──────── EXTRAIT CHOISI ────────

L'espérance nous fait voir ce qui n'est pas encore mais qui sera.

Telle une lueur d'espoir dans les profondeurs de la nuit, cette petite phrase imprimée sur les cartes de communion des enfants du catéchisme porte en elle le germe de l'Espérance. L'espoir s'appuie sur les seules forces humaines, l'Espérance se tourne directement vers Dieu. Elle cherche la lumière de sa formidable Présence.

La Foi chrétienne vit d'Espérance, elle est foncièrement optimiste. Des problèmes, elle ne veut retenir que les solutions. Elle exprime aussi une forme de contact avec ce que Jésus appelle: le "royaume des cieux". Au plus profond de nous, dans ce qu'on appelle le coeur, dans cet espace intérieur où se révèle la sensibilité, l'âme parle avec Dieu. Cette relation vivante est par nature affective, elle est prière, élan de l'âme vers celui que l'Apôtre Jacques appelle: le "Père des lumières" (Jacques 1,17).

──────── MATÉRIEL PRÉSENTÉ ────────

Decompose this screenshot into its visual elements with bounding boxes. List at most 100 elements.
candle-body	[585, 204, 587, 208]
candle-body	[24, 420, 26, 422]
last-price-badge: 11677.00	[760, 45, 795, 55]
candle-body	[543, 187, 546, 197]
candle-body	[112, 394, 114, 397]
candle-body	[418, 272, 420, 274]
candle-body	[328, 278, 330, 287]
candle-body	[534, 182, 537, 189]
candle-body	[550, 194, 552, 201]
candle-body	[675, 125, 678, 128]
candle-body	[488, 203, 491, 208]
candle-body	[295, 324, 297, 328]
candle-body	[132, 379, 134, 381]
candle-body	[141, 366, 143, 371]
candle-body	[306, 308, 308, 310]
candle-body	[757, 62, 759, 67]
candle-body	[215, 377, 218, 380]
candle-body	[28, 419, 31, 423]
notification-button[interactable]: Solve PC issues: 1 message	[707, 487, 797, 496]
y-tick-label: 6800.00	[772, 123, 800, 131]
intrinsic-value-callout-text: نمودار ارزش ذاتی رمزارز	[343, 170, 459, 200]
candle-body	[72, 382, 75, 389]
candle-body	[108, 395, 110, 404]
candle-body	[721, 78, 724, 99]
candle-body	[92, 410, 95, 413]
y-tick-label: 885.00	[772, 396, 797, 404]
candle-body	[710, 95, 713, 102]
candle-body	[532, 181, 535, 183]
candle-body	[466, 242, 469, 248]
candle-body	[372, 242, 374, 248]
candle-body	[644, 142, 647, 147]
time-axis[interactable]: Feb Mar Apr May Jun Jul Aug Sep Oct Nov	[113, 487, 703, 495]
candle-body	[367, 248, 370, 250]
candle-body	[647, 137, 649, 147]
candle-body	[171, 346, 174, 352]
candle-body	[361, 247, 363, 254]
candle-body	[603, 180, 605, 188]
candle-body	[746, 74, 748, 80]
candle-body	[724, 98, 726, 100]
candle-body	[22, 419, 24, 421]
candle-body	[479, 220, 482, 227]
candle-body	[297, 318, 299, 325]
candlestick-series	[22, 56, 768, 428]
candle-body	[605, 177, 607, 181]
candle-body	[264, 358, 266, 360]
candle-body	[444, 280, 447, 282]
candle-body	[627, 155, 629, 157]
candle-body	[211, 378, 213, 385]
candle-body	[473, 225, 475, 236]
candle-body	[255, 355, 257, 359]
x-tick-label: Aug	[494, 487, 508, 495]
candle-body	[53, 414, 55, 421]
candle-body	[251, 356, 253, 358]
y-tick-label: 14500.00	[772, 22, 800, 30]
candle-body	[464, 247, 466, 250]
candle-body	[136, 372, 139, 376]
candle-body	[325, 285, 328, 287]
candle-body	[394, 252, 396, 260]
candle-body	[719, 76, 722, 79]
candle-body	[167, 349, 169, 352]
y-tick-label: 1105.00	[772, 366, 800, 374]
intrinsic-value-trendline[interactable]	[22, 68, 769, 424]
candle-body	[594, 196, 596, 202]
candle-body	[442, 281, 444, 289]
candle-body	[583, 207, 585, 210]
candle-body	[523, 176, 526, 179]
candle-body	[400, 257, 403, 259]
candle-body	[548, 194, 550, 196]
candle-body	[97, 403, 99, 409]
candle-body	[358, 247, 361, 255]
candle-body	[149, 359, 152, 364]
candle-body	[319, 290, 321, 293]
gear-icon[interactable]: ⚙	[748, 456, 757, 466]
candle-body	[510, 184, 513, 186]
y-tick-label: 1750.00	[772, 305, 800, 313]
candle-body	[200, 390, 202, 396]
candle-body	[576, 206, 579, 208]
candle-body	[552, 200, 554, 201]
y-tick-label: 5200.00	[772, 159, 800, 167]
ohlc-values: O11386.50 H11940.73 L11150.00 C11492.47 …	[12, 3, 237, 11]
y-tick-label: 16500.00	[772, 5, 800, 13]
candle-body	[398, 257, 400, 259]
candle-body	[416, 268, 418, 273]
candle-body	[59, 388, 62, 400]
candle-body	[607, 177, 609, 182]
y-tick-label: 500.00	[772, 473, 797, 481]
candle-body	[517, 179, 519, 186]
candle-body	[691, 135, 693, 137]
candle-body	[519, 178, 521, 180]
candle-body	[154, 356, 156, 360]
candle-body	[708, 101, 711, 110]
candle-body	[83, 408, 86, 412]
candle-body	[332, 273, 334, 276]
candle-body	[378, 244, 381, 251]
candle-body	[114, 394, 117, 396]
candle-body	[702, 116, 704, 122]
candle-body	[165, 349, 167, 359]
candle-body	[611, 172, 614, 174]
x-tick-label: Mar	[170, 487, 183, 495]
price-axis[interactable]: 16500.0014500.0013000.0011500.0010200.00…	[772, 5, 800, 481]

────────

• _OBJECTIF DE LA TÂCHE_
Reproduisez intégralement, mot pour mot, l'extrait sur l'espérance chrétienne.

• _LA RÉPONSE_
L'espérance nous fait voir ce qui n'est pas encore mais qui sera.

Telle une lueur d'espoir dans les profondeurs de la nuit, cette petite phrase imprimée sur les cartes de communion des enfants du catéchisme porte en elle le germe de l'Espérance. L'espoir s'appuie sur les seules forces humaines, l'Espérance se tourne directement vers Dieu. Elle cherche la lumière de sa formidable Présence.

La Foi chrétienne vit d'Espérance, elle est foncièrement optimiste. Des problèmes, elle ne veut retenir que les solutions. Elle exprime aussi une forme de contact avec ce que Jésus appelle: le "royaume des cieux". Au plus profond de nous, dans ce qu'on appelle le coeur, dans cet espace intérieur où se révèle la sensibilité, l'âme parle avec Dieu. Cette relation vivante est par nature affective, elle est prière, élan de l'âme vers celui que l'Apôtre Jacques appelle: le "Père des lumières" (Jacques 1,17).